# GIVEN REQUEST:
State the number of lines in these records holding "vendas". Say nothing more.

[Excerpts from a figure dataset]
>> START
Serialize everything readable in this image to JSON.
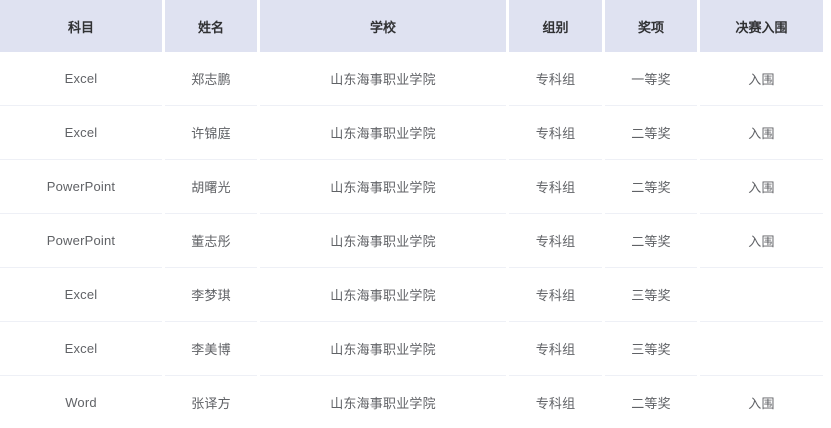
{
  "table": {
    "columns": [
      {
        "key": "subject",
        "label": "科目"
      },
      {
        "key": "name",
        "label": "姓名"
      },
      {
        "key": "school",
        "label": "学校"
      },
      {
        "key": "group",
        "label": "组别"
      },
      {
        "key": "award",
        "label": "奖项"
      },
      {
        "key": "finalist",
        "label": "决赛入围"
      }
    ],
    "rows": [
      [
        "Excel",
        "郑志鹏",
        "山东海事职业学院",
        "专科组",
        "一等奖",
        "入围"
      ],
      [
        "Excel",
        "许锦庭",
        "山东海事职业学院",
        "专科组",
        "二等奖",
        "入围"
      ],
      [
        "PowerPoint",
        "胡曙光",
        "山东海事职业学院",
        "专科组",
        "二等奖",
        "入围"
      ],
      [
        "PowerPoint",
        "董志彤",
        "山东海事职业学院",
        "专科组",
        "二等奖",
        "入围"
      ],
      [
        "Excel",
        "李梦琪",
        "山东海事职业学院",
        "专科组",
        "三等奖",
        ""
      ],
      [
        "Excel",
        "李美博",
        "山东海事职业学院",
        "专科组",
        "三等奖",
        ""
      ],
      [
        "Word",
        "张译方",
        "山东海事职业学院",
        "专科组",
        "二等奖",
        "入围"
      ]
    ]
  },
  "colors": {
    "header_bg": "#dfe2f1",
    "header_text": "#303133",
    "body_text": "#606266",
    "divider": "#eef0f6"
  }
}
>> END
>> START
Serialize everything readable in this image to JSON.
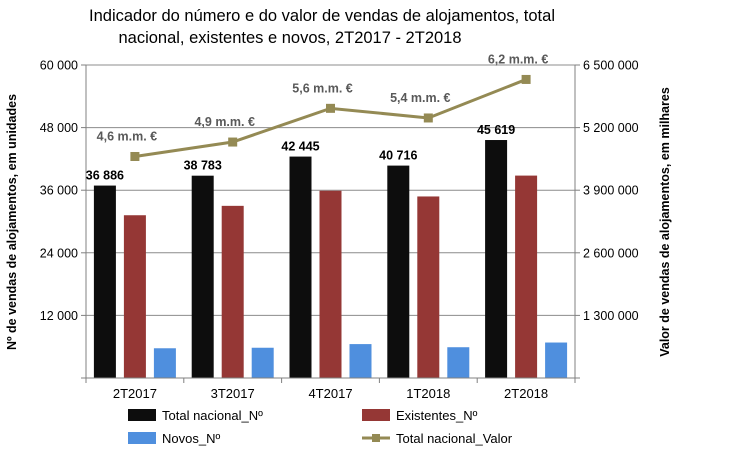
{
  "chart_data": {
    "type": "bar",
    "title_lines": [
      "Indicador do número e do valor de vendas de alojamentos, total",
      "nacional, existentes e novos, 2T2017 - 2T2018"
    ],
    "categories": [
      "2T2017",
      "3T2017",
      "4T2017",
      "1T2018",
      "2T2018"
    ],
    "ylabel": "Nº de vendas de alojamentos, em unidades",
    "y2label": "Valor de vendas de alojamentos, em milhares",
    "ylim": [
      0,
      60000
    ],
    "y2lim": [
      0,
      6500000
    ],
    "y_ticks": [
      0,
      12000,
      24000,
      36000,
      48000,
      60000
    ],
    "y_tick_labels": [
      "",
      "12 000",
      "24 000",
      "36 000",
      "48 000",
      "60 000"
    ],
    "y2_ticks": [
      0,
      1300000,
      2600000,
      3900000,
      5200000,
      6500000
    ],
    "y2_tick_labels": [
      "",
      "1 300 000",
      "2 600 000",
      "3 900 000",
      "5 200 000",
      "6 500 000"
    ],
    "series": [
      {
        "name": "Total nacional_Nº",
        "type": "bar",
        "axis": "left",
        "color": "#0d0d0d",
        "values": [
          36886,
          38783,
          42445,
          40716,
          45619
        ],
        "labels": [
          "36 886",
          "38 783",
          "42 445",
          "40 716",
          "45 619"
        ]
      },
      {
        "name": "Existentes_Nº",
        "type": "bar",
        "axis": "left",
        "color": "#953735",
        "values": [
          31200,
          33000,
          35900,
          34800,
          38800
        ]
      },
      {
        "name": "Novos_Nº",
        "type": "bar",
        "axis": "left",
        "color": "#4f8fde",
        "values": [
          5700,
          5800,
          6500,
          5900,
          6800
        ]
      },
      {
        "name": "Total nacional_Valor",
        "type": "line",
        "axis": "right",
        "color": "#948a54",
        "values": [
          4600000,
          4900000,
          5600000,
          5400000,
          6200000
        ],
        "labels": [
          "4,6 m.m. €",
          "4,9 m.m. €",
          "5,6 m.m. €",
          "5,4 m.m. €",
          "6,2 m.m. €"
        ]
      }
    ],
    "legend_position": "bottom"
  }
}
>> END
# RESPONSE FOR THIS EXERCISE:
3